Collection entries
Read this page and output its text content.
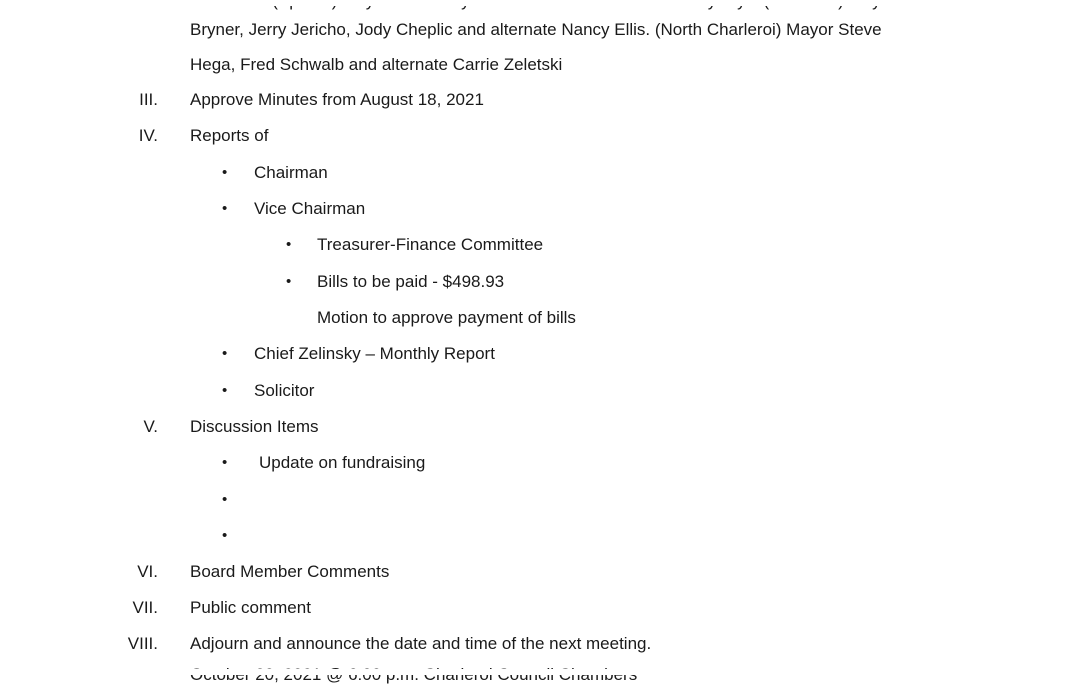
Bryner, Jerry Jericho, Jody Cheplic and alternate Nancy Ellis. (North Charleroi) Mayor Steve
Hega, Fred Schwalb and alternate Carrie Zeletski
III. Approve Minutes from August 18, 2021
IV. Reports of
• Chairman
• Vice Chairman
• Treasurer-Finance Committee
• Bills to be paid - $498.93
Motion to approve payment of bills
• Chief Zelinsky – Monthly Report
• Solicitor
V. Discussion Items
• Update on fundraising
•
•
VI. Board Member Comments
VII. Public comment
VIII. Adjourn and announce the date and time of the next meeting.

==

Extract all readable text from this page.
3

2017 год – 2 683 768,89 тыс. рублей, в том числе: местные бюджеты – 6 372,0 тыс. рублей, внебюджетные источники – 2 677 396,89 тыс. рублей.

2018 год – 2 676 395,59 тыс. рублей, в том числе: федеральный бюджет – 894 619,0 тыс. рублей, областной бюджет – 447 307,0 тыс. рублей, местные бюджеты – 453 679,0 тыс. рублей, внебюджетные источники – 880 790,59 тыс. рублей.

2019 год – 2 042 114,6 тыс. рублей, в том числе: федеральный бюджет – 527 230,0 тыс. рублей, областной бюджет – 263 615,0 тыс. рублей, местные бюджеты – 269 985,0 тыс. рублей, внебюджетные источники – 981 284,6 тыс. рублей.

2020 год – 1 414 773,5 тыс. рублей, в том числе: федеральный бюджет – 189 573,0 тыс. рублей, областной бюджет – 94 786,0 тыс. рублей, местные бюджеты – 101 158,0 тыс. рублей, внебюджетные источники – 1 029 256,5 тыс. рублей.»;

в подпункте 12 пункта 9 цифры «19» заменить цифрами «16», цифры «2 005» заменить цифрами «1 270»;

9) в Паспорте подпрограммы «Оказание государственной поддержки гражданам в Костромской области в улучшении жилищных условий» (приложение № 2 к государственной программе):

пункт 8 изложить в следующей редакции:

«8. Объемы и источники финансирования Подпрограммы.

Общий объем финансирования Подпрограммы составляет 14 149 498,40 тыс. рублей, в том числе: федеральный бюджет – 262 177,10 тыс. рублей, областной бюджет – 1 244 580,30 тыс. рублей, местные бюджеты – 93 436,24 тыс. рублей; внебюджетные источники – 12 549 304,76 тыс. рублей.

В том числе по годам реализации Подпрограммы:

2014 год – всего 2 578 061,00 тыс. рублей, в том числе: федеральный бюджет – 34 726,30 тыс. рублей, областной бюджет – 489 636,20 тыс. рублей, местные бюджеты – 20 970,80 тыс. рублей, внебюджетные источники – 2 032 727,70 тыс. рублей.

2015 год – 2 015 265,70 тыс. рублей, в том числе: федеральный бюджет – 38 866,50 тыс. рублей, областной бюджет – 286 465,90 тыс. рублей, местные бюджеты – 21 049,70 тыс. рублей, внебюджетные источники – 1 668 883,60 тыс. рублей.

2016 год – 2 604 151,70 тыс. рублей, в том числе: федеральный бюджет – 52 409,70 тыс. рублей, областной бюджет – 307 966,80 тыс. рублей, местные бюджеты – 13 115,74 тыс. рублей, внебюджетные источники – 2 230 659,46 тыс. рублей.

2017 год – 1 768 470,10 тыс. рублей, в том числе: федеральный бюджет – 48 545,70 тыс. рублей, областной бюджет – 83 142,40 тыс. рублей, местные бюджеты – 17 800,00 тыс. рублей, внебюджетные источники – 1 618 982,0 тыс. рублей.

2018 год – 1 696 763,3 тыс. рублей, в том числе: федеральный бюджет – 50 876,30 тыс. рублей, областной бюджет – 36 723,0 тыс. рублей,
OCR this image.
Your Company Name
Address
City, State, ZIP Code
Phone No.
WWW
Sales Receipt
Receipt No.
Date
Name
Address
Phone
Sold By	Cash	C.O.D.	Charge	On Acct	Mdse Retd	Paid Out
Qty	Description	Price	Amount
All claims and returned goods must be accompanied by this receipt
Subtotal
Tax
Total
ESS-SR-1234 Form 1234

**What the task requires**
Only the count is needed: the number of lines in the data that include the word "text".

**Solution**
2